— begin INPUT —

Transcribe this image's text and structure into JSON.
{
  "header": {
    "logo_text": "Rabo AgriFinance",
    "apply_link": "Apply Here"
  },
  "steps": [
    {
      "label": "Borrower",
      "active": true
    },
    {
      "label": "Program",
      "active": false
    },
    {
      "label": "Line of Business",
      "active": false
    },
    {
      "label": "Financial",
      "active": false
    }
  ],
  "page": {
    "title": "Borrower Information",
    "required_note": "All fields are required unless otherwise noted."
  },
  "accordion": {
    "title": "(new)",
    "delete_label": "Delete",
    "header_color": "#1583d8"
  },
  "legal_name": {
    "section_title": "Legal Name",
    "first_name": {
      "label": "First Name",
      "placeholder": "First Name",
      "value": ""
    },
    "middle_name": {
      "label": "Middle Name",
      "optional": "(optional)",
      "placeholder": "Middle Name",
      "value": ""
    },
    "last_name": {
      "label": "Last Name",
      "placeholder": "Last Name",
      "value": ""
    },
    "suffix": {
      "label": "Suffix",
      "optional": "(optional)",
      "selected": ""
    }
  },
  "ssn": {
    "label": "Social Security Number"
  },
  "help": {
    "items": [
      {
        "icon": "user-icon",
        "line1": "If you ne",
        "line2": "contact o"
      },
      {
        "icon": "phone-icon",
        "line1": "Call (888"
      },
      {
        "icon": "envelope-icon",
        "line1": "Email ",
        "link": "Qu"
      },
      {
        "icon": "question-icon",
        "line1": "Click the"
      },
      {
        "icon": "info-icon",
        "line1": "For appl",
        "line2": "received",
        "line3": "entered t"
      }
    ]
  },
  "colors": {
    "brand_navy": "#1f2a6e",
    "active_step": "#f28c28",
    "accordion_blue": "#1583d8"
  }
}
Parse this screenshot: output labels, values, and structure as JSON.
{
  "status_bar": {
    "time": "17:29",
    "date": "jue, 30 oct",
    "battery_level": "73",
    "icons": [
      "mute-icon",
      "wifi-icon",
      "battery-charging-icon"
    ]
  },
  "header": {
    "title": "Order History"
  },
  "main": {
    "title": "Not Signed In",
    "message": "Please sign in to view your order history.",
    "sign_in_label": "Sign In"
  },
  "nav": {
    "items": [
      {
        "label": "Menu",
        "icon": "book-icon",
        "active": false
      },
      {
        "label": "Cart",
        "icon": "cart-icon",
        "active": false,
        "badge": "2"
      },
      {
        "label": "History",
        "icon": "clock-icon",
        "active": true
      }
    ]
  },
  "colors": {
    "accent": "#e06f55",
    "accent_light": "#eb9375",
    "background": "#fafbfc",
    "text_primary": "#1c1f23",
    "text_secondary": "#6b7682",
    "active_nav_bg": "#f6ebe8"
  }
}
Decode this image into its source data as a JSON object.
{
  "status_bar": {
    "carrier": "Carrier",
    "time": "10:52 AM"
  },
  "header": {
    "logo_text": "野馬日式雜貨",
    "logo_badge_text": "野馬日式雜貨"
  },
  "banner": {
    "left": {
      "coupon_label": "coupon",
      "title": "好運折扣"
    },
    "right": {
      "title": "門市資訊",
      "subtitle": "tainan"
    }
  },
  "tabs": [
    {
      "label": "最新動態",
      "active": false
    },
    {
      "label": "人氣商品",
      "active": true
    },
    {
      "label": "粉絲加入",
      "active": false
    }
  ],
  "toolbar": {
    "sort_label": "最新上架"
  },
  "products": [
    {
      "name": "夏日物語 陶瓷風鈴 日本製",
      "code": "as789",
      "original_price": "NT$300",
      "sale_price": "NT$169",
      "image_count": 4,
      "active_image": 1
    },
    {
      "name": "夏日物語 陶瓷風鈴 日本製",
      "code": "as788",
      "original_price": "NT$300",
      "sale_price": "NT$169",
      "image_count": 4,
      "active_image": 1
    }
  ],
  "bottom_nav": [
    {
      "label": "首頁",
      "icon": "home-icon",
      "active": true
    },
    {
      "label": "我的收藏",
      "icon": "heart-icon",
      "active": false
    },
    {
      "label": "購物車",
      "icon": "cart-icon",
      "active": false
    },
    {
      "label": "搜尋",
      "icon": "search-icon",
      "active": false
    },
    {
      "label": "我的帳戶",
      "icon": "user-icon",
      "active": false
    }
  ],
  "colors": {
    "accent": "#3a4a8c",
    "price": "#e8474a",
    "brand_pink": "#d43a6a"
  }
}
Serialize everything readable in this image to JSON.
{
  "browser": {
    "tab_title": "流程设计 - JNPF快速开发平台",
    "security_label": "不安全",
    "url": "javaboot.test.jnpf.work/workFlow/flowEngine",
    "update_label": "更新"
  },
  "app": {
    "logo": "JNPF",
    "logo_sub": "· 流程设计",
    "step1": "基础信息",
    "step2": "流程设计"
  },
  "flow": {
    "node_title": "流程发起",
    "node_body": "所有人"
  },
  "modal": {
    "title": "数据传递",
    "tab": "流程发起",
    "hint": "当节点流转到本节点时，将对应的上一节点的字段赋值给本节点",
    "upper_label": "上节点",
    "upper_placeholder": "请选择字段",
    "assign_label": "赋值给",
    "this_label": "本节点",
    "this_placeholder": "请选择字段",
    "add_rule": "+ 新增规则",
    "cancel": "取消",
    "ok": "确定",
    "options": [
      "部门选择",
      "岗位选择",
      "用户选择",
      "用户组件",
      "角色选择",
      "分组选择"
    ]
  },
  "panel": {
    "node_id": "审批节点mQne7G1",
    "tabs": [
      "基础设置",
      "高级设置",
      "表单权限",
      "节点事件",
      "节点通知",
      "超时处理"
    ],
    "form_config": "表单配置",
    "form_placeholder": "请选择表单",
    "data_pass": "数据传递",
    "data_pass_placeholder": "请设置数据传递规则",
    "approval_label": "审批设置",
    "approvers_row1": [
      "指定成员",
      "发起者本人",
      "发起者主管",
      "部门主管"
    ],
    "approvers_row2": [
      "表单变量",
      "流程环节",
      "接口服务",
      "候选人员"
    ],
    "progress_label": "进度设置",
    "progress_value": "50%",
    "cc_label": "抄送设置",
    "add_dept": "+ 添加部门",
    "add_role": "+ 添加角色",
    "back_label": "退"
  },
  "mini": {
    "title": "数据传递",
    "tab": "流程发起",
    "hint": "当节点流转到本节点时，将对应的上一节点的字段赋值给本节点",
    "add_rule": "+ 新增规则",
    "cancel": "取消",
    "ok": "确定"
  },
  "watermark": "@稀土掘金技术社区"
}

— end INPUT —

WHAT YOU ARE ASKED TO DO
Set out the complete listing exactly as shown.

FINISHED ANSWER
Transcribe this image's text and structure into JSON.
{
  "header": {
    "logo_text": "Rabo AgriFinance",
    "apply_link": "Apply Here"
  },
  "steps": [
    {
      "label": "Borrower",
      "active": true
    },
    {
      "label": "Program",
      "active": false
    },
    {
      "label": "Line of Business",
      "active": false
    },
    {
      "label": "Financial",
      "active": false
    }
  ],
  "page": {
    "title": "Borrower Information",
    "required_note": "All fields are required unless otherwise noted."
  },
  "accordion": {
    "title": "(new)",
    "delete_label": "Delete",
    "header_color": "#1583d8"
  },
  "legal_name": {
    "section_title": "Legal Name",
    "first_name": {
      "label": "First Name",
      "placeholder": "First Name",
      "value": ""
    },
    "middle_name": {
      "label": "Middle Name",
      "optional": "(optional)",
      "placeholder": "Middle Name",
      "value": ""
    },
    "last_name": {
      "label": "Last Name",
      "placeholder": "Last Name",
      "value": ""
    },
    "suffix": {
      "label": "Suffix",
      "optional": "(optional)",
      "selected": ""
    }
  },
  "ssn": {
    "label": "Social Security Number"
  },
  "help": {
    "items": [
      {
        "icon": "user-icon",
        "line1": "If you ne",
        "line2": "contact o"
      },
      {
        "icon": "phone-icon",
        "line1": "Call (888"
      },
      {
        "icon": "envelope-icon",
        "line1": "Email ",
        "link": "Qu"
      },
      {
        "icon": "question-icon",
        "line1": "Click the"
      },
      {
        "icon": "info-icon",
        "line1": "For appl",
        "line2": "received",
        "line3": "entered t"
      }
    ]
  },
  "colors": {
    "brand_navy": "#1f2a6e",
    "active_step": "#f28c28",
    "accordion_blue": "#1583d8"
  }
}
Parse this screenshot: output labels, values, and structure as JSON.
{
  "status_bar": {
    "time": "17:29",
    "date": "jue, 30 oct",
    "battery_level": "73",
    "icons": [
      "mute-icon",
      "wifi-icon",
      "battery-charging-icon"
    ]
  },
  "header": {
    "title": "Order History"
  },
  "main": {
    "title": "Not Signed In",
    "message": "Please sign in to view your order history.",
    "sign_in_label": "Sign In"
  },
  "nav": {
    "items": [
      {
        "label": "Menu",
        "icon": "book-icon",
        "active": false
      },
      {
        "label": "Cart",
        "icon": "cart-icon",
        "active": false,
        "badge": "2"
      },
      {
        "label": "History",
        "icon": "clock-icon",
        "active": true
      }
    ]
  },
  "colors": {
    "accent": "#e06f55",
    "accent_light": "#eb9375",
    "background": "#fafbfc",
    "text_primary": "#1c1f23",
    "text_secondary": "#6b7682",
    "active_nav_bg": "#f6ebe8"
  }
}
Decode this image into its source data as a JSON object.
{
  "status_bar": {
    "carrier": "Carrier",
    "time": "10:52 AM"
  },
  "header": {
    "logo_text": "野馬日式雜貨",
    "logo_badge_text": "野馬日式雜貨"
  },
  "banner": {
    "left": {
      "coupon_label": "coupon",
      "title": "好運折扣"
    },
    "right": {
      "title": "門市資訊",
      "subtitle": "tainan"
    }
  },
  "tabs": [
    {
      "label": "最新動態",
      "active": false
    },
    {
      "label": "人氣商品",
      "active": true
    },
    {
      "label": "粉絲加入",
      "active": false
    }
  ],
  "toolbar": {
    "sort_label": "最新上架"
  },
  "products": [
    {
      "name": "夏日物語 陶瓷風鈴 日本製",
      "code": "as789",
      "original_price": "NT$300",
      "sale_price": "NT$169",
      "image_count": 4,
      "active_image": 1
    },
    {
      "name": "夏日物語 陶瓷風鈴 日本製",
      "code": "as788",
      "original_price": "NT$300",
      "sale_price": "NT$169",
      "image_count": 4,
      "active_image": 1
    }
  ],
  "bottom_nav": [
    {
      "label": "首頁",
      "icon": "home-icon",
      "active": true
    },
    {
      "label": "我的收藏",
      "icon": "heart-icon",
      "active": false
    },
    {
      "label": "購物車",
      "icon": "cart-icon",
      "active": false
    },
    {
      "label": "搜尋",
      "icon": "search-icon",
      "active": false
    },
    {
      "label": "我的帳戶",
      "icon": "user-icon",
      "active": false
    }
  ],
  "colors": {
    "accent": "#3a4a8c",
    "price": "#e8474a",
    "brand_pink": "#d43a6a"
  }
}
Serialize everything readable in this image to JSON.
{
  "browser": {
    "tab_title": "流程设计 - JNPF快速开发平台",
    "security_label": "不安全",
    "url": "javaboot.test.jnpf.work/workFlow/flowEngine",
    "update_label": "更新"
  },
  "app": {
    "logo": "JNPF",
    "logo_sub": "· 流程设计",
    "step1": "基础信息",
    "step2": "流程设计"
  },
  "flow": {
    "node_title": "流程发起",
    "node_body": "所有人"
  },
  "modal": {
    "title": "数据传递",
    "tab": "流程发起",
    "hint": "当节点流转到本节点时，将对应的上一节点的字段赋值给本节点",
    "upper_label": "上节点",
    "upper_placeholder": "请选择字段",
    "assign_label": "赋值给",
    "this_label": "本节点",
    "this_placeholder": "请选择字段",
    "add_rule": "+ 新增规则",
    "cancel": "取消",
    "ok": "确定",
    "options": [
      "部门选择",
      "岗位选择",
      "用户选择",
      "用户组件",
      "角色选择",
      "分组选择"
    ]
  },
  "panel": {
    "node_id": "审批节点mQne7G1",
    "tabs": [
      "基础设置",
      "高级设置",
      "表单权限",
      "节点事件",
      "节点通知",
      "超时处理"
    ],
    "form_config": "表单配置",
    "form_placeholder": "请选择表单",
    "data_pass": "数据传递",
    "data_pass_placeholder": "请设置数据传递规则",
    "approval_label": "审批设置",
    "approvers_row1": [
      "指定成员",
      "发起者本人",
      "发起者主管",
      "部门主管"
    ],
    "approvers_row2": [
      "表单变量",
      "流程环节",
      "接口服务",
      "候选人员"
    ],
    "progress_label": "进度设置",
    "progress_value": "50%",
    "cc_label": "抄送设置",
    "add_dept": "+ 添加部门",
    "add_role": "+ 添加角色",
    "back_label": "退"
  },
  "mini": {
    "title": "数据传递",
    "tab": "流程发起",
    "hint": "当节点流转到本节点时，将对应的上一节点的字段赋值给本节点",
    "add_rule": "+ 新增规则",
    "cancel": "取消",
    "ok": "确定"
  },
  "watermark": "@稀土掘金技术社区"
}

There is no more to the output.